Requirement:
Your answer should be a single number: the count of lines holding the word "élèves".

Task data:
····················
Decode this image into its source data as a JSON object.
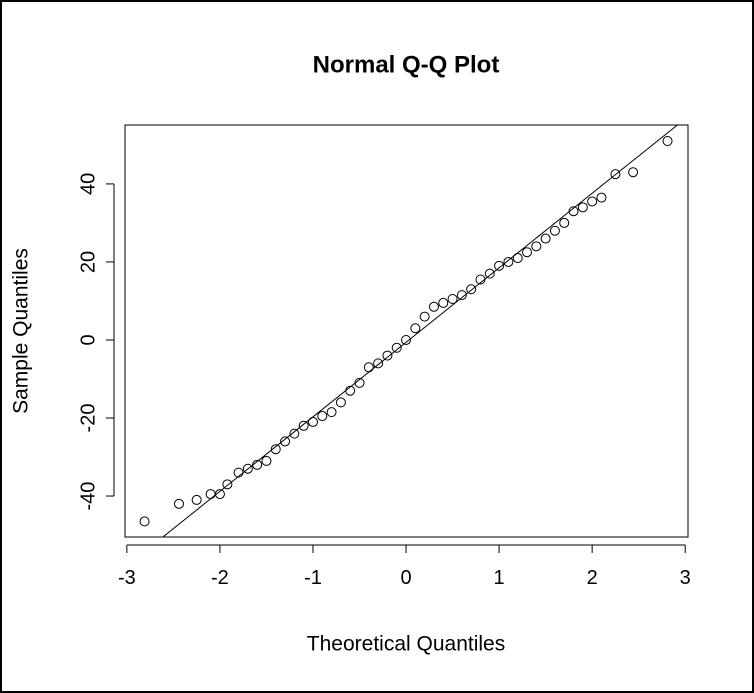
{
  "chart_data": {
    "type": "scatter",
    "title": "Normal Q-Q Plot",
    "x_label": "Theoretical Quantiles",
    "y_label": "Sample Quantiles",
    "x": [
      -2.81,
      -2.44,
      -2.25,
      -2.1,
      -2.0,
      -1.92,
      -1.8,
      -1.7,
      -1.6,
      -1.5,
      -1.4,
      -1.3,
      -1.2,
      -1.1,
      -1.0,
      -0.9,
      -0.8,
      -0.7,
      -0.6,
      -0.5,
      -0.4,
      -0.3,
      -0.2,
      -0.1,
      0,
      0.1,
      0.2,
      0.3,
      0.4,
      0.5,
      0.6,
      0.7,
      0.8,
      0.9,
      1.0,
      1.1,
      1.2,
      1.3,
      1.4,
      1.5,
      1.6,
      1.7,
      1.8,
      1.9,
      2.0,
      2.1,
      2.25,
      2.44,
      2.81
    ],
    "values": [
      -46.5,
      -42,
      -41,
      -39.5,
      -39.5,
      -37,
      -34,
      -33,
      -32,
      -31,
      -28,
      -26,
      -24,
      -22,
      -21,
      -19.5,
      -18.5,
      -16,
      -13,
      -11,
      -7,
      -6,
      -4,
      -2,
      0,
      3,
      6,
      8.5,
      9.5,
      10.5,
      11.5,
      13,
      15.5,
      17,
      19,
      20,
      21,
      22.5,
      24,
      26,
      28,
      30,
      33,
      34,
      35.5,
      36.5,
      42.5,
      43,
      51
    ],
    "reference_line": {
      "intercept": -0.6,
      "slope": 19.1
    },
    "color": "#000000",
    "xlim": [
      -3.02,
      3.03
    ],
    "ylim": [
      -50.5,
      55.1
    ],
    "xticks": [
      -3,
      -2,
      -1,
      0,
      1,
      2,
      3
    ],
    "yticks": [
      -40,
      -20,
      0,
      20,
      40
    ]
  }
}
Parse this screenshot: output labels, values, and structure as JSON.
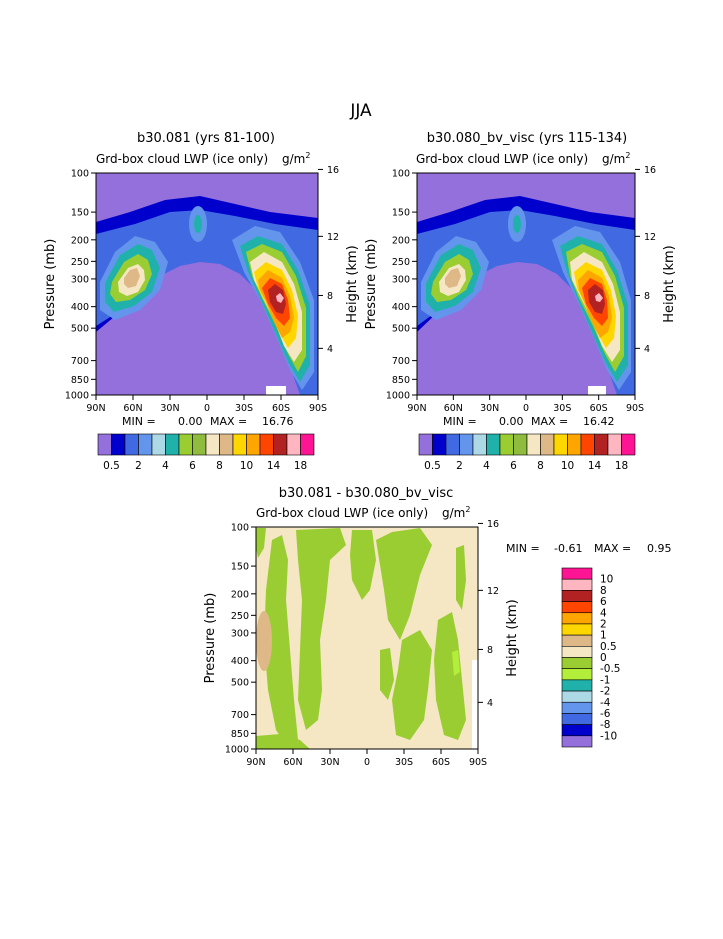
{
  "page_title": "JJA",
  "chart_data": [
    {
      "type": "heatmap",
      "title": "b30.081 (yrs 81-100)",
      "subtitle": "Grd-box cloud LWP (ice only)",
      "units": "g/m",
      "units_exp": "2",
      "ylabel_left": "Pressure (mb)",
      "ylabel_right": "Height (km)",
      "x_ticks": [
        "90N",
        "60N",
        "30N",
        "0",
        "30S",
        "60S",
        "90S"
      ],
      "y_ticks": [
        "100",
        "150",
        "200",
        "250",
        "300",
        "400",
        "500",
        "700",
        "850",
        "1000"
      ],
      "height_ticks": [
        "16",
        "12",
        "8",
        "4"
      ],
      "min_label": "MIN =",
      "min_value": "0.00",
      "max_label": "MAX =",
      "max_value": "16.76",
      "colorbar_labels": [
        "0.5",
        "2",
        "4",
        "6",
        "8",
        "10",
        "14",
        "18"
      ]
    },
    {
      "type": "heatmap",
      "title": "b30.080_bv_visc (yrs 115-134)",
      "subtitle": "Grd-box cloud LWP (ice only)",
      "units": "g/m",
      "units_exp": "2",
      "ylabel_left": "Pressure (mb)",
      "ylabel_right": "Height (km)",
      "x_ticks": [
        "90N",
        "60N",
        "30N",
        "0",
        "30S",
        "60S",
        "90S"
      ],
      "y_ticks": [
        "100",
        "150",
        "200",
        "250",
        "300",
        "400",
        "500",
        "700",
        "850",
        "1000"
      ],
      "height_ticks": [
        "16",
        "12",
        "8",
        "4"
      ],
      "min_label": "MIN =",
      "min_value": "0.00",
      "max_label": "MAX =",
      "max_value": "16.42",
      "colorbar_labels": [
        "0.5",
        "2",
        "4",
        "6",
        "8",
        "10",
        "14",
        "18"
      ]
    },
    {
      "type": "heatmap",
      "title": "b30.081 - b30.080_bv_visc",
      "subtitle": "Grd-box cloud LWP (ice only)",
      "units": "g/m",
      "units_exp": "2",
      "ylabel_left": "Pressure (mb)",
      "ylabel_right": "Height (km)",
      "x_ticks": [
        "90N",
        "60N",
        "30N",
        "0",
        "30S",
        "60S",
        "90S"
      ],
      "y_ticks": [
        "100",
        "150",
        "200",
        "250",
        "300",
        "400",
        "500",
        "700",
        "850",
        "1000"
      ],
      "height_ticks": [
        "16",
        "12",
        "8",
        "4"
      ],
      "min_label": "MIN =",
      "min_value": "-0.61",
      "max_label": "MAX =",
      "max_value": "0.95",
      "colorbar_labels": [
        "10",
        "8",
        "6",
        "4",
        "2",
        "1",
        "0.5",
        "0",
        "-0.5",
        "-1",
        "-2",
        "-4",
        "-6",
        "-8",
        "-10"
      ]
    }
  ],
  "colors": {
    "abs_scale": [
      "#9370db",
      "#0000cd",
      "#4169e1",
      "#6495ed",
      "#add8e6",
      "#20b2aa",
      "#9acd32",
      "#8fbc3f",
      "#f5e6c4",
      "#deb887",
      "#ffd700",
      "#ffa500",
      "#ff4500",
      "#b22222",
      "#ffb6c1",
      "#ff1493"
    ],
    "diff_scale": [
      "#ff1493",
      "#ffb6c1",
      "#b22222",
      "#ff4500",
      "#ffa500",
      "#ffd700",
      "#deb887",
      "#f5e6c4",
      "#9acd32",
      "#b3ee3a",
      "#20b2aa",
      "#add8e6",
      "#6495ed",
      "#4169e1",
      "#0000cd",
      "#9370db"
    ]
  }
}
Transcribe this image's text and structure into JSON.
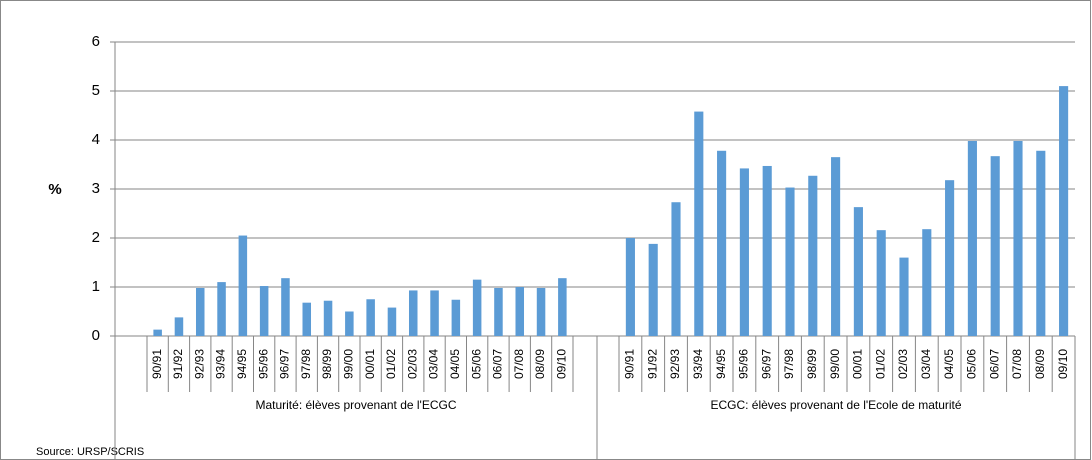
{
  "chart_data": {
    "type": "bar",
    "y_label": "%",
    "source": "Source: URSP/SCRIS",
    "color": "#5b9bd5",
    "ylim": [
      0,
      6
    ],
    "yticks": [
      0,
      1,
      2,
      3,
      4,
      5,
      6
    ],
    "grid": true,
    "groups": [
      {
        "label": "Maturité: élèves provenant de l'ECGC",
        "categories": [
          "90/91",
          "91/92",
          "92/93",
          "93/94",
          "94/95",
          "95/96",
          "96/97",
          "97/98",
          "98/99",
          "99/00",
          "00/01",
          "01/02",
          "02/03",
          "03/04",
          "04/05",
          "05/06",
          "06/07",
          "07/08",
          "08/09",
          "09/10"
        ],
        "values": [
          0.13,
          0.38,
          0.98,
          1.1,
          2.05,
          1.02,
          1.18,
          0.68,
          0.72,
          0.5,
          0.75,
          0.58,
          0.93,
          0.93,
          0.74,
          1.15,
          0.98,
          1.0,
          0.98,
          1.18
        ]
      },
      {
        "label": "ECGC: élèves provenant de l'Ecole de maturité",
        "categories": [
          "90/91",
          "91/92",
          "92/93",
          "93/94",
          "94/95",
          "95/96",
          "96/97",
          "97/98",
          "98/99",
          "99/00",
          "00/01",
          "01/02",
          "02/03",
          "03/04",
          "04/05",
          "05/06",
          "06/07",
          "07/08",
          "08/09",
          "09/10"
        ],
        "values": [
          2.0,
          1.88,
          2.73,
          4.58,
          3.78,
          3.42,
          3.47,
          3.03,
          3.27,
          3.65,
          2.63,
          2.16,
          1.6,
          2.18,
          3.18,
          3.98,
          3.67,
          3.98,
          3.78,
          5.1
        ]
      }
    ]
  }
}
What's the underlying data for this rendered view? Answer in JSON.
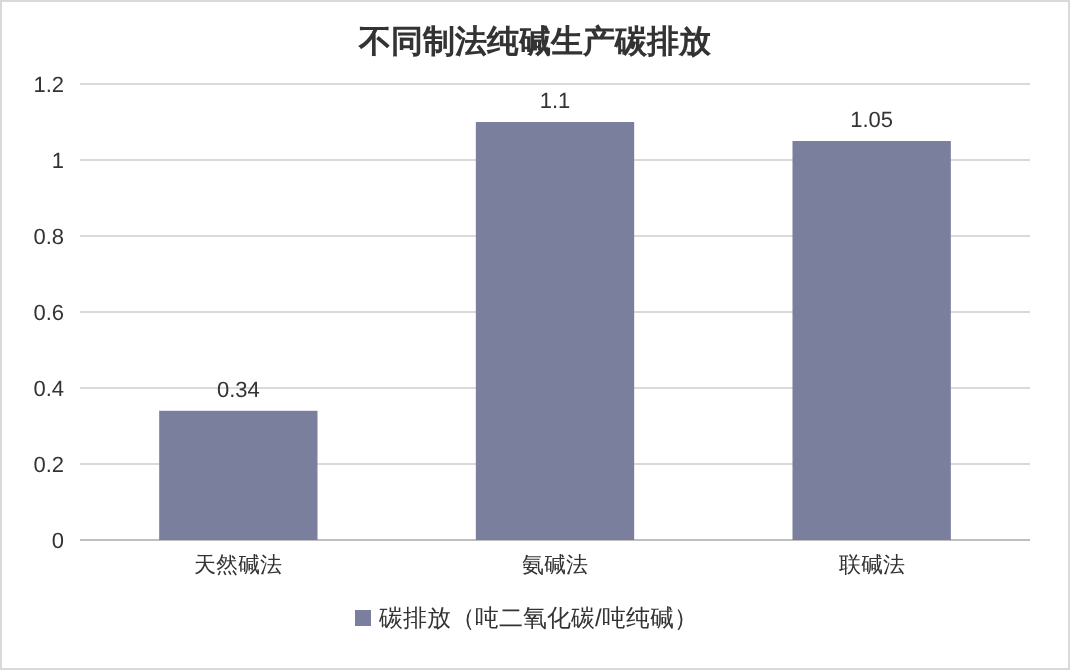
{
  "chart_data": {
    "type": "bar",
    "title": "不同制法纯碱生产碳排放",
    "categories": [
      "天然碱法",
      "氨碱法",
      "联碱法"
    ],
    "series": [
      {
        "name": "碳排放（吨二氧化碳/吨纯碱）",
        "color": "#7b7f9e",
        "values": [
          0.34,
          1.1,
          1.05
        ]
      }
    ],
    "ylim": [
      0,
      1.2
    ],
    "yticks": [
      0,
      0.2,
      0.4,
      0.6,
      0.8,
      1,
      1.2
    ],
    "grid": "y",
    "legend": "bottom",
    "data_labels": true
  }
}
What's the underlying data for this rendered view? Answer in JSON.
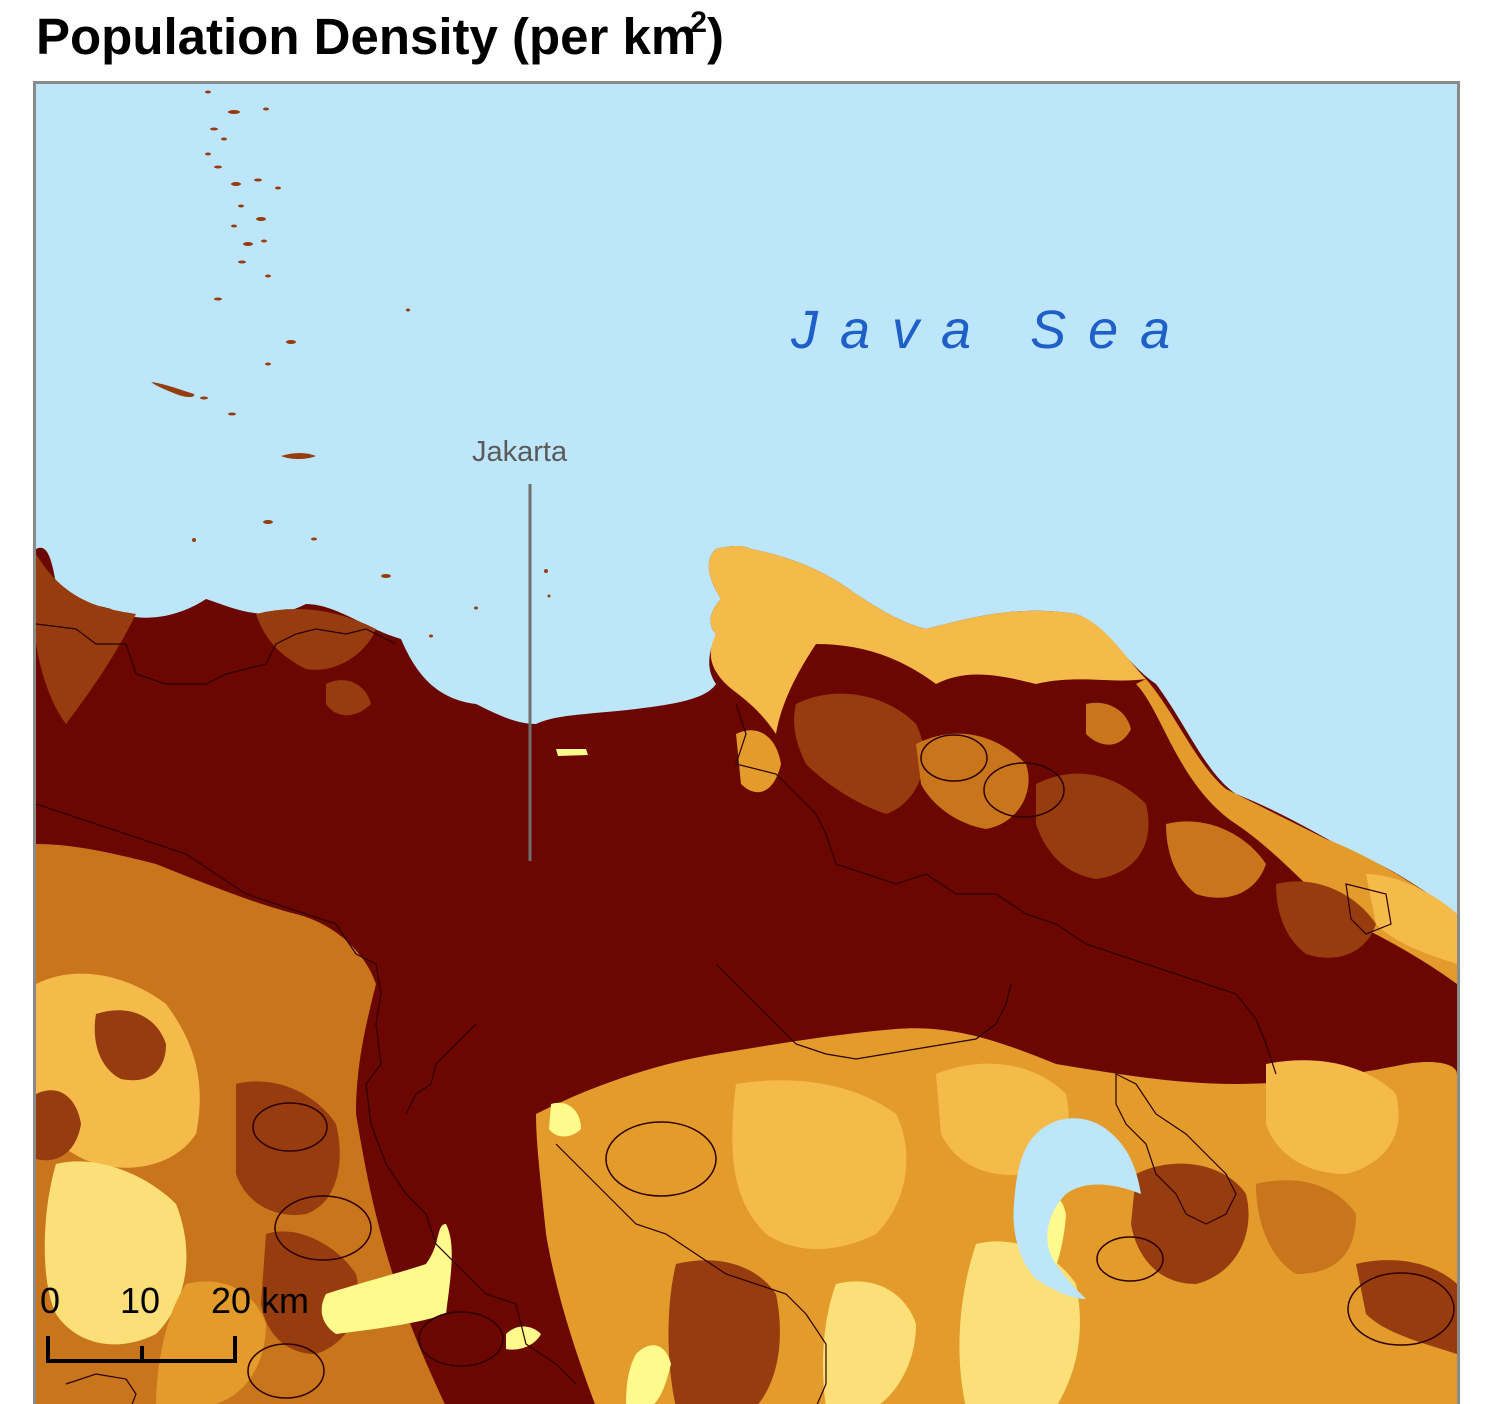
····················
Response to the exercise:
2